__DATA SHOWN__
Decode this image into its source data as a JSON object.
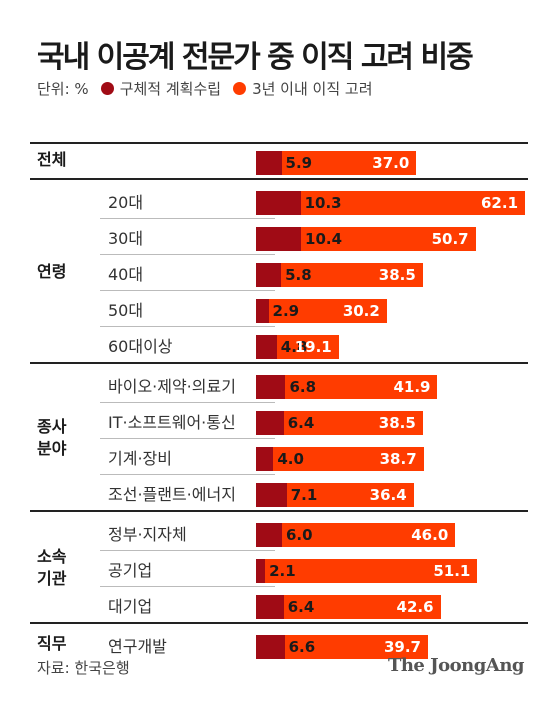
{
  "colors": {
    "series1": "#a00b15",
    "series2": "#ff3c00"
  },
  "chart_data": {
    "type": "bar",
    "orientation": "horizontal",
    "title": "국내 이공계 전문가 중 이직 고려 비중",
    "unit_label": "단위: %",
    "series": [
      {
        "name": "구체적 계획수립",
        "color": "#a00b15"
      },
      {
        "name": "3년 이내 이직 고려",
        "color": "#ff3c00"
      }
    ],
    "groups": [
      {
        "label": "전체",
        "rows": [
          {
            "label": "",
            "v1": 5.9,
            "v2": 37.0,
            "v1_text": "5.9",
            "v2_text": "37.0"
          }
        ]
      },
      {
        "label": "연령",
        "rows": [
          {
            "label": "20대",
            "v1": 10.3,
            "v2": 62.1,
            "v1_text": "10.3",
            "v2_text": "62.1"
          },
          {
            "label": "30대",
            "v1": 10.4,
            "v2": 50.7,
            "v1_text": "10.4",
            "v2_text": "50.7"
          },
          {
            "label": "40대",
            "v1": 5.8,
            "v2": 38.5,
            "v1_text": "5.8",
            "v2_text": "38.5"
          },
          {
            "label": "50대",
            "v1": 2.9,
            "v2": 30.2,
            "v1_text": "2.9",
            "v2_text": "30.2"
          },
          {
            "label": "60대이상",
            "v1": 4.8,
            "v2": 19.1,
            "v1_text": "4.8",
            "v2_text": "19.1"
          }
        ]
      },
      {
        "label": "종사\n분야",
        "rows": [
          {
            "label": "바이오·제약·의료기",
            "v1": 6.8,
            "v2": 41.9,
            "v1_text": "6.8",
            "v2_text": "41.9"
          },
          {
            "label": "IT·소프트웨어·통신",
            "v1": 6.4,
            "v2": 38.5,
            "v1_text": "6.4",
            "v2_text": "38.5"
          },
          {
            "label": "기계·장비",
            "v1": 4.0,
            "v2": 38.7,
            "v1_text": "4.0",
            "v2_text": "38.7"
          },
          {
            "label": "조선·플랜트·에너지",
            "v1": 7.1,
            "v2": 36.4,
            "v1_text": "7.1",
            "v2_text": "36.4"
          }
        ]
      },
      {
        "label": "소속\n기관",
        "rows": [
          {
            "label": "정부·지자체",
            "v1": 6.0,
            "v2": 46.0,
            "v1_text": "6.0",
            "v2_text": "46.0"
          },
          {
            "label": "공기업",
            "v1": 2.1,
            "v2": 51.1,
            "v1_text": "2.1",
            "v2_text": "51.1"
          },
          {
            "label": "대기업",
            "v1": 6.4,
            "v2": 42.6,
            "v1_text": "6.4",
            "v2_text": "42.6"
          }
        ]
      },
      {
        "label": "직무",
        "rows": [
          {
            "label": "연구개발",
            "v1": 6.6,
            "v2": 39.7,
            "v1_text": "6.6",
            "v2_text": "39.7"
          }
        ]
      }
    ]
  },
  "footer": {
    "source": "자료: 한국은행",
    "brand": "The JoongAng"
  }
}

__SET TASK__
The records above need to be given again exactly. Omit the pictures.

__EXPECTED ANSWER__
Decode this image into its source data as a JSON object.
{
  "colors": {
    "series1": "#a00b15",
    "series2": "#ff3c00"
  },
  "chart_data": {
    "type": "bar",
    "orientation": "horizontal",
    "title": "국내 이공계 전문가 중 이직 고려 비중",
    "unit_label": "단위: %",
    "series": [
      {
        "name": "구체적 계획수립",
        "color": "#a00b15"
      },
      {
        "name": "3년 이내 이직 고려",
        "color": "#ff3c00"
      }
    ],
    "groups": [
      {
        "label": "전체",
        "rows": [
          {
            "label": "",
            "v1": 5.9,
            "v2": 37.0,
            "v1_text": "5.9",
            "v2_text": "37.0"
          }
        ]
      },
      {
        "label": "연령",
        "rows": [
          {
            "label": "20대",
            "v1": 10.3,
            "v2": 62.1,
            "v1_text": "10.3",
            "v2_text": "62.1"
          },
          {
            "label": "30대",
            "v1": 10.4,
            "v2": 50.7,
            "v1_text": "10.4",
            "v2_text": "50.7"
          },
          {
            "label": "40대",
            "v1": 5.8,
            "v2": 38.5,
            "v1_text": "5.8",
            "v2_text": "38.5"
          },
          {
            "label": "50대",
            "v1": 2.9,
            "v2": 30.2,
            "v1_text": "2.9",
            "v2_text": "30.2"
          },
          {
            "label": "60대이상",
            "v1": 4.8,
            "v2": 19.1,
            "v1_text": "4.8",
            "v2_text": "19.1"
          }
        ]
      },
      {
        "label": "종사\n분야",
        "rows": [
          {
            "label": "바이오·제약·의료기",
            "v1": 6.8,
            "v2": 41.9,
            "v1_text": "6.8",
            "v2_text": "41.9"
          },
          {
            "label": "IT·소프트웨어·통신",
            "v1": 6.4,
            "v2": 38.5,
            "v1_text": "6.4",
            "v2_text": "38.5"
          },
          {
            "label": "기계·장비",
            "v1": 4.0,
            "v2": 38.7,
            "v1_text": "4.0",
            "v2_text": "38.7"
          },
          {
            "label": "조선·플랜트·에너지",
            "v1": 7.1,
            "v2": 36.4,
            "v1_text": "7.1",
            "v2_text": "36.4"
          }
        ]
      },
      {
        "label": "소속\n기관",
        "rows": [
          {
            "label": "정부·지자체",
            "v1": 6.0,
            "v2": 46.0,
            "v1_text": "6.0",
            "v2_text": "46.0"
          },
          {
            "label": "공기업",
            "v1": 2.1,
            "v2": 51.1,
            "v1_text": "2.1",
            "v2_text": "51.1"
          },
          {
            "label": "대기업",
            "v1": 6.4,
            "v2": 42.6,
            "v1_text": "6.4",
            "v2_text": "42.6"
          }
        ]
      },
      {
        "label": "직무",
        "rows": [
          {
            "label": "연구개발",
            "v1": 6.6,
            "v2": 39.7,
            "v1_text": "6.6",
            "v2_text": "39.7"
          }
        ]
      }
    ]
  },
  "footer": {
    "source": "자료: 한국은행",
    "brand": "The JoongAng"
  }
}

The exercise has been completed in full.